╭──

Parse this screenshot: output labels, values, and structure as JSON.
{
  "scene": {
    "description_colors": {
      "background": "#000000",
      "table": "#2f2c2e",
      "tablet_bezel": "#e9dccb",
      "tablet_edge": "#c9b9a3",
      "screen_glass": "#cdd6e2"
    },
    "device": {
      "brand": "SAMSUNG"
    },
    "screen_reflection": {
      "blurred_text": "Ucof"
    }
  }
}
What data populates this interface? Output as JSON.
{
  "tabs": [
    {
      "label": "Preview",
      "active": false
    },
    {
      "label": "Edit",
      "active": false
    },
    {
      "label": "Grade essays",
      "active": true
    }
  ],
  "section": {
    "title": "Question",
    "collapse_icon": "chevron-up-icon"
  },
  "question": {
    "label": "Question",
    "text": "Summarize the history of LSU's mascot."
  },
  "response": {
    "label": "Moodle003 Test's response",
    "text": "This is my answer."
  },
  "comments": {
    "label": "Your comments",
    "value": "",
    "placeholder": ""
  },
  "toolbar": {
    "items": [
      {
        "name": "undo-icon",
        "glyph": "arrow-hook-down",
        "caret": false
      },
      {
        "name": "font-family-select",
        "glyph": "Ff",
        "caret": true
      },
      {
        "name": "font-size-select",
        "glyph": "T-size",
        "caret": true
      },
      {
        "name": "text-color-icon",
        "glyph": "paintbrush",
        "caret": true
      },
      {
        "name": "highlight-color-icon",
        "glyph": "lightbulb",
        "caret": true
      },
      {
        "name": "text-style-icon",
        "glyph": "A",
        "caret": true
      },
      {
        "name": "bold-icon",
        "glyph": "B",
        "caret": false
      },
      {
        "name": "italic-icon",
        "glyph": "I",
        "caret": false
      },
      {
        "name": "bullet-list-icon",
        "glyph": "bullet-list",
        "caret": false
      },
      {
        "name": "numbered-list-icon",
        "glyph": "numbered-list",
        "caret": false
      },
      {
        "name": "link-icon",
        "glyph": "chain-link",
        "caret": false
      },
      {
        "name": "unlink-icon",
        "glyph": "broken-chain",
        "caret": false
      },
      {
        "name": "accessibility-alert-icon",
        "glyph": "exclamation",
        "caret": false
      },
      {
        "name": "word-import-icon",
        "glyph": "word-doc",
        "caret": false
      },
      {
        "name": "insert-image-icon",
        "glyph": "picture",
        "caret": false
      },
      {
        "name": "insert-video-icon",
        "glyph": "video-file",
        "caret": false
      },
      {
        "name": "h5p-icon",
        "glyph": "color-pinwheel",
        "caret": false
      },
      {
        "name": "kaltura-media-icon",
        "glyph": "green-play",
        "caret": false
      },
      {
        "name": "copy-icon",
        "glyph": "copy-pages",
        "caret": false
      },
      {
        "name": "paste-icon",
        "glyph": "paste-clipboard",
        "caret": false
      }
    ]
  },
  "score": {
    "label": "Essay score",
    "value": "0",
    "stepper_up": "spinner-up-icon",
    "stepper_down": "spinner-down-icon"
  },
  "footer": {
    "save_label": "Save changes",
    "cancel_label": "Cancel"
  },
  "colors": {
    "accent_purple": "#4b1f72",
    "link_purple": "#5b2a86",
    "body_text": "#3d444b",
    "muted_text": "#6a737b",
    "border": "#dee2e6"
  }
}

╰──

**Given instruction:**
Your task is to output the full set of records exactly as presented.

**Reply to the exercise:**
Parse this screenshot: output labels, values, and structure as JSON.
{
  "scene": {
    "description_colors": {
      "background": "#000000",
      "table": "#2f2c2e",
      "tablet_bezel": "#e9dccb",
      "tablet_edge": "#c9b9a3",
      "screen_glass": "#cdd6e2"
    },
    "device": {
      "brand": "SAMSUNG"
    },
    "screen_reflection": {
      "blurred_text": "Ucof"
    }
  }
}
What data populates this interface? Output as JSON.
{
  "tabs": [
    {
      "label": "Preview",
      "active": false
    },
    {
      "label": "Edit",
      "active": false
    },
    {
      "label": "Grade essays",
      "active": true
    }
  ],
  "section": {
    "title": "Question",
    "collapse_icon": "chevron-up-icon"
  },
  "question": {
    "label": "Question",
    "text": "Summarize the history of LSU's mascot."
  },
  "response": {
    "label": "Moodle003 Test's response",
    "text": "This is my answer."
  },
  "comments": {
    "label": "Your comments",
    "value": "",
    "placeholder": ""
  },
  "toolbar": {
    "items": [
      {
        "name": "undo-icon",
        "glyph": "arrow-hook-down",
        "caret": false
      },
      {
        "name": "font-family-select",
        "glyph": "Ff",
        "caret": true
      },
      {
        "name": "font-size-select",
        "glyph": "T-size",
        "caret": true
      },
      {
        "name": "text-color-icon",
        "glyph": "paintbrush",
        "caret": true
      },
      {
        "name": "highlight-color-icon",
        "glyph": "lightbulb",
        "caret": true
      },
      {
        "name": "text-style-icon",
        "glyph": "A",
        "caret": true
      },
      {
        "name": "bold-icon",
        "glyph": "B",
        "caret": false
      },
      {
        "name": "italic-icon",
        "glyph": "I",
        "caret": false
      },
      {
        "name": "bullet-list-icon",
        "glyph": "bullet-list",
        "caret": false
      },
      {
        "name": "numbered-list-icon",
        "glyph": "numbered-list",
        "caret": false
      },
      {
        "name": "link-icon",
        "glyph": "chain-link",
        "caret": false
      },
      {
        "name": "unlink-icon",
        "glyph": "broken-chain",
        "caret": false
      },
      {
        "name": "accessibility-alert-icon",
        "glyph": "exclamation",
        "caret": false
      },
      {
        "name": "word-import-icon",
        "glyph": "word-doc",
        "caret": false
      },
      {
        "name": "insert-image-icon",
        "glyph": "picture",
        "caret": false
      },
      {
        "name": "insert-video-icon",
        "glyph": "video-file",
        "caret": false
      },
      {
        "name": "h5p-icon",
        "glyph": "color-pinwheel",
        "caret": false
      },
      {
        "name": "kaltura-media-icon",
        "glyph": "green-play",
        "caret": false
      },
      {
        "name": "copy-icon",
        "glyph": "copy-pages",
        "caret": false
      },
      {
        "name": "paste-icon",
        "glyph": "paste-clipboard",
        "caret": false
      }
    ]
  },
  "score": {
    "label": "Essay score",
    "value": "0",
    "stepper_up": "spinner-up-icon",
    "stepper_down": "spinner-down-icon"
  },
  "footer": {
    "save_label": "Save changes",
    "cancel_label": "Cancel"
  },
  "colors": {
    "accent_purple": "#4b1f72",
    "link_purple": "#5b2a86",
    "body_text": "#3d444b",
    "muted_text": "#6a737b",
    "border": "#dee2e6"
  }
}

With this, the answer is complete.